**Saved entries**
+ + + + +

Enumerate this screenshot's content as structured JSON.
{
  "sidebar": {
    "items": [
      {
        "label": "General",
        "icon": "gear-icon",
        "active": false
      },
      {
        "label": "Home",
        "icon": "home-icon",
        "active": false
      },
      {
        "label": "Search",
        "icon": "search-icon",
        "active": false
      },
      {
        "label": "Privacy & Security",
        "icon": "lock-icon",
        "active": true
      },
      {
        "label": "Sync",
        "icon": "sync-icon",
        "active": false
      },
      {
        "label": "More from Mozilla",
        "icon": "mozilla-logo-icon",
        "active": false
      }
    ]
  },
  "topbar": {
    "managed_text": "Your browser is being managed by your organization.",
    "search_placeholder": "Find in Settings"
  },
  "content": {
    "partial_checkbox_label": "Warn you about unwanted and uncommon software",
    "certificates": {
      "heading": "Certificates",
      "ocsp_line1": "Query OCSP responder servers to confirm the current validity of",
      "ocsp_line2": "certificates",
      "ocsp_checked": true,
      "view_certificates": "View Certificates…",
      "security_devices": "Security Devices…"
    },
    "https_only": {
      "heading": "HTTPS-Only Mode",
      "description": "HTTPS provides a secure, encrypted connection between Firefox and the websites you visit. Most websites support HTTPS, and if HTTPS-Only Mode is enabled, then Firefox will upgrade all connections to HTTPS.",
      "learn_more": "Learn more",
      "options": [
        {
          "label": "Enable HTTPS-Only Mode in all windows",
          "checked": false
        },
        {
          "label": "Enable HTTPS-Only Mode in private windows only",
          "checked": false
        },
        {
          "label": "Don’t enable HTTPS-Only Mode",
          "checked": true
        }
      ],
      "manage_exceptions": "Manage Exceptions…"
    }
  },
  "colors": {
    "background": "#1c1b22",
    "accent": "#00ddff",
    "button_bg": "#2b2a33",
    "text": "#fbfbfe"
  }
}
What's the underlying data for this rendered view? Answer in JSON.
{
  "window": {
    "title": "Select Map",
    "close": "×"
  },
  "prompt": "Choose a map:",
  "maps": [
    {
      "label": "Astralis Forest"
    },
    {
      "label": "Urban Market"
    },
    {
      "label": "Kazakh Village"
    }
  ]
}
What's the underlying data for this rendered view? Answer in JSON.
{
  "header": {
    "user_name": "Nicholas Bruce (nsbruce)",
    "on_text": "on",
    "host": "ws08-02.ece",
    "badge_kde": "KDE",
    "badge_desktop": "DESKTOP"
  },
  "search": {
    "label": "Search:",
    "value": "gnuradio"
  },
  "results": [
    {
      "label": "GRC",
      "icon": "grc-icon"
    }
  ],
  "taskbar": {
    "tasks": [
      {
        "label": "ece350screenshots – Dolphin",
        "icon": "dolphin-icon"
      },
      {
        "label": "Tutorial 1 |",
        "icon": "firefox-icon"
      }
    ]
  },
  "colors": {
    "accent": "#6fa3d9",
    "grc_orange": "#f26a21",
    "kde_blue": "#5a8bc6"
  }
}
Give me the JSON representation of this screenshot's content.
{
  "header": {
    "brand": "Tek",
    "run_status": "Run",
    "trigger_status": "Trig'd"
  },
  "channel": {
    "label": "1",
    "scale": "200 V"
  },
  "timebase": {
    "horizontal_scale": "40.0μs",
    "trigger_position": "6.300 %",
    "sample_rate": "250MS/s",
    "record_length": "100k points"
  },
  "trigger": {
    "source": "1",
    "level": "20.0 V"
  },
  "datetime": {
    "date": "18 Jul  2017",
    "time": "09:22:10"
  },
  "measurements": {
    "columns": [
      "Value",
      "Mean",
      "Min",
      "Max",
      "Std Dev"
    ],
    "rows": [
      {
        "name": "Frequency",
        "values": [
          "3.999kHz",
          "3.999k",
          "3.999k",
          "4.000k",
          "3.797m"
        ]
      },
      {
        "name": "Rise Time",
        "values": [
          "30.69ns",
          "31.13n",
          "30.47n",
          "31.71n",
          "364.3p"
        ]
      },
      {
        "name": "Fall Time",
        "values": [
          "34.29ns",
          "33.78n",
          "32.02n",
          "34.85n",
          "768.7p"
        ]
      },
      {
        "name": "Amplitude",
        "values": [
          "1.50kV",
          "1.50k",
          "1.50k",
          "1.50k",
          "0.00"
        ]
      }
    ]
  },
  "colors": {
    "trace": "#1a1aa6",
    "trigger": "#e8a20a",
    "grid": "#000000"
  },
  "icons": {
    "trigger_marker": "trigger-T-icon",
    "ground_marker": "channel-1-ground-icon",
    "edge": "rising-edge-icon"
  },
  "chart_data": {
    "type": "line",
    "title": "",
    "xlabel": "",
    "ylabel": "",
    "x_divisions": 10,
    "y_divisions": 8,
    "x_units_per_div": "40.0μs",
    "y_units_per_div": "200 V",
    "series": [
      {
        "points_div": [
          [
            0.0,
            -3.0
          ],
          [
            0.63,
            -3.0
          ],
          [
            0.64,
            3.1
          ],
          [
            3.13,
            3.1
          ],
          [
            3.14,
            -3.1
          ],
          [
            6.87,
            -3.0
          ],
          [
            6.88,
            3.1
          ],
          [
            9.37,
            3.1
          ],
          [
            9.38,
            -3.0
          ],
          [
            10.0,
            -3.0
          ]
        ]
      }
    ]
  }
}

+ + + + +

**To do**
Every line above should be printed again exactly as it stands.

**Written response**
Enumerate this screenshot's content as structured JSON.
{
  "sidebar": {
    "items": [
      {
        "label": "General",
        "icon": "gear-icon",
        "active": false
      },
      {
        "label": "Home",
        "icon": "home-icon",
        "active": false
      },
      {
        "label": "Search",
        "icon": "search-icon",
        "active": false
      },
      {
        "label": "Privacy & Security",
        "icon": "lock-icon",
        "active": true
      },
      {
        "label": "Sync",
        "icon": "sync-icon",
        "active": false
      },
      {
        "label": "More from Mozilla",
        "icon": "mozilla-logo-icon",
        "active": false
      }
    ]
  },
  "topbar": {
    "managed_text": "Your browser is being managed by your organization.",
    "search_placeholder": "Find in Settings"
  },
  "content": {
    "partial_checkbox_label": "Warn you about unwanted and uncommon software",
    "certificates": {
      "heading": "Certificates",
      "ocsp_line1": "Query OCSP responder servers to confirm the current validity of",
      "ocsp_line2": "certificates",
      "ocsp_checked": true,
      "view_certificates": "View Certificates…",
      "security_devices": "Security Devices…"
    },
    "https_only": {
      "heading": "HTTPS-Only Mode",
      "description": "HTTPS provides a secure, encrypted connection between Firefox and the websites you visit. Most websites support HTTPS, and if HTTPS-Only Mode is enabled, then Firefox will upgrade all connections to HTTPS.",
      "learn_more": "Learn more",
      "options": [
        {
          "label": "Enable HTTPS-Only Mode in all windows",
          "checked": false
        },
        {
          "label": "Enable HTTPS-Only Mode in private windows only",
          "checked": false
        },
        {
          "label": "Don’t enable HTTPS-Only Mode",
          "checked": true
        }
      ],
      "manage_exceptions": "Manage Exceptions…"
    }
  },
  "colors": {
    "background": "#1c1b22",
    "accent": "#00ddff",
    "button_bg": "#2b2a33",
    "text": "#fbfbfe"
  }
}
What's the underlying data for this rendered view? Answer in JSON.
{
  "window": {
    "title": "Select Map",
    "close": "×"
  },
  "prompt": "Choose a map:",
  "maps": [
    {
      "label": "Astralis Forest"
    },
    {
      "label": "Urban Market"
    },
    {
      "label": "Kazakh Village"
    }
  ]
}
What's the underlying data for this rendered view? Answer in JSON.
{
  "header": {
    "user_name": "Nicholas Bruce (nsbruce)",
    "on_text": "on",
    "host": "ws08-02.ece",
    "badge_kde": "KDE",
    "badge_desktop": "DESKTOP"
  },
  "search": {
    "label": "Search:",
    "value": "gnuradio"
  },
  "results": [
    {
      "label": "GRC",
      "icon": "grc-icon"
    }
  ],
  "taskbar": {
    "tasks": [
      {
        "label": "ece350screenshots – Dolphin",
        "icon": "dolphin-icon"
      },
      {
        "label": "Tutorial 1 |",
        "icon": "firefox-icon"
      }
    ]
  },
  "colors": {
    "accent": "#6fa3d9",
    "grc_orange": "#f26a21",
    "kde_blue": "#5a8bc6"
  }
}
Give me the JSON representation of this screenshot's content.
{
  "header": {
    "brand": "Tek",
    "run_status": "Run",
    "trigger_status": "Trig'd"
  },
  "channel": {
    "label": "1",
    "scale": "200 V"
  },
  "timebase": {
    "horizontal_scale": "40.0μs",
    "trigger_position": "6.300 %",
    "sample_rate": "250MS/s",
    "record_length": "100k points"
  },
  "trigger": {
    "source": "1",
    "level": "20.0 V"
  },
  "datetime": {
    "date": "18 Jul  2017",
    "time": "09:22:10"
  },
  "measurements": {
    "columns": [
      "Value",
      "Mean",
      "Min",
      "Max",
      "Std Dev"
    ],
    "rows": [
      {
        "name": "Frequency",
        "values": [
          "3.999kHz",
          "3.999k",
          "3.999k",
          "4.000k",
          "3.797m"
        ]
      },
      {
        "name": "Rise Time",
        "values": [
          "30.69ns",
          "31.13n",
          "30.47n",
          "31.71n",
          "364.3p"
        ]
      },
      {
        "name": "Fall Time",
        "values": [
          "34.29ns",
          "33.78n",
          "32.02n",
          "34.85n",
          "768.7p"
        ]
      },
      {
        "name": "Amplitude",
        "values": [
          "1.50kV",
          "1.50k",
          "1.50k",
          "1.50k",
          "0.00"
        ]
      }
    ]
  },
  "colors": {
    "trace": "#1a1aa6",
    "trigger": "#e8a20a",
    "grid": "#000000"
  },
  "icons": {
    "trigger_marker": "trigger-T-icon",
    "ground_marker": "channel-1-ground-icon",
    "edge": "rising-edge-icon"
  },
  "chart_data": {
    "type": "line",
    "title": "",
    "xlabel": "",
    "ylabel": "",
    "x_divisions": 10,
    "y_divisions": 8,
    "x_units_per_div": "40.0μs",
    "y_units_per_div": "200 V",
    "series": [
      {
        "points_div": [
          [
            0.0,
            -3.0
          ],
          [
            0.63,
            -3.0
          ],
          [
            0.64,
            3.1
          ],
          [
            3.13,
            3.1
          ],
          [
            3.14,
            -3.1
          ],
          [
            6.87,
            -3.0
          ],
          [
            6.88,
            3.1
          ],
          [
            9.37,
            3.1
          ],
          [
            9.38,
            -3.0
          ],
          [
            10.0,
            -3.0
          ]
        ]
      }
    ]
  }
}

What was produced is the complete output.